Since the constraints are well within Go's integer range, integer overflow is not a concern here.

Worked Examples

Example 1

nums = [3,1,4,1,5]
k = 2

Step 1: Build frequency map

Number Frequency
1 2
3 1
4 1
5 1

Step 2: Check pairs

Current Number Check For Exists? Pair Count
1 3 Yes 1
3 5 Yes 2
4 6 No 2
5 7 No 2

Final answer:

2

Valid pairs are:

(1,3), (3,5)

Example 2

nums = [1,2,3,4,5]
k = 1

Frequency map

Number Frequency
1 1
2 1
3 1
4 1
5 1

Pair checking

Current Number Check For Exists? Pair Count
1 2 Yes 1
2 3 Yes 2
3 4 Yes 3
4 5 Yes 4
5 6 No 4

Final answer:

4

Example 3

nums = [1,3,1,5,4]
k = 0

Frequency map

Number Frequency
1 2
3 1
5 1
4 1

Duplicate checking

Number Frequency Valid Pair? Pair Count
1 2 Yes 1
3 1 No 1
5 1 No 1
4 1 No 1

Final answer:

1

Complexity Analysis

Measure Complexity Explanation
Time O(n) Building the frequency map and iterating through keys are both linear
Space O(n) The hash map may store all unique numbers

The algorithm performs a single pass to build the frequency map and another pass through unique keys. Hash map operations are average-case constant time, so the overall runtime is linear.

Record set:
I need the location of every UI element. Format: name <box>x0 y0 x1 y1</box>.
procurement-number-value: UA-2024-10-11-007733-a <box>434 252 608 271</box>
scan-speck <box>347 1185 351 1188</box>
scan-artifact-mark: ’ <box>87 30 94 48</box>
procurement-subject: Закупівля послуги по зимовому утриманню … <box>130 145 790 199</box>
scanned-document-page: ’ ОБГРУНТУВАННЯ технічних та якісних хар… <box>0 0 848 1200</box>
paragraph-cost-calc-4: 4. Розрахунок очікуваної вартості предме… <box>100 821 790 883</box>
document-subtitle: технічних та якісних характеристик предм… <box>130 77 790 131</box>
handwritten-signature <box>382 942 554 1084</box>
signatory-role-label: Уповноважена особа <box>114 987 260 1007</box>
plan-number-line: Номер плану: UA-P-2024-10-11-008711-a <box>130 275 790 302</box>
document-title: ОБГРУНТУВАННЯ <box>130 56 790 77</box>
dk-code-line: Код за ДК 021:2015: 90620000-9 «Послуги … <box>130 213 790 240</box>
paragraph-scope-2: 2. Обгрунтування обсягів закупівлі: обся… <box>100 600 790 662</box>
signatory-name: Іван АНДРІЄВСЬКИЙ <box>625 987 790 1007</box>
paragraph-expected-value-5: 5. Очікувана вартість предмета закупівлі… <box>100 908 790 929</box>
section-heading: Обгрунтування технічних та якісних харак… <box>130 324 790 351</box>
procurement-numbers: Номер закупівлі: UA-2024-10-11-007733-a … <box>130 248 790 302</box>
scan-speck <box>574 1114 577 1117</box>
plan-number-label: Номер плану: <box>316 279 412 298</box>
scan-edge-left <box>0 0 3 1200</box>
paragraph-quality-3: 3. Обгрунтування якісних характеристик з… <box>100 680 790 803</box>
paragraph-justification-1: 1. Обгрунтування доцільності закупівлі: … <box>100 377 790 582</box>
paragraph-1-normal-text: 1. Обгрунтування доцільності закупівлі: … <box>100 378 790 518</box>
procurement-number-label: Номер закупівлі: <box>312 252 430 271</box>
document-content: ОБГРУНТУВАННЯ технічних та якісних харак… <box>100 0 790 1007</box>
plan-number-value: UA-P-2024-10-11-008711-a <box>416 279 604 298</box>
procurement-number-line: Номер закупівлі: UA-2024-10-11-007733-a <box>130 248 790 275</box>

Exercise aim: Rewrite the stretch of the text on pair counting from "The algorithm performs" through "runtime is linear.", substituting "one" for "single". The data above bear no relation to the text on pair counting.

Solved problem:
The algorithm performs a one pass to build the frequency map and another pass through unique keys. Hash map operations are average-case constant time, so the overall runtime is linear.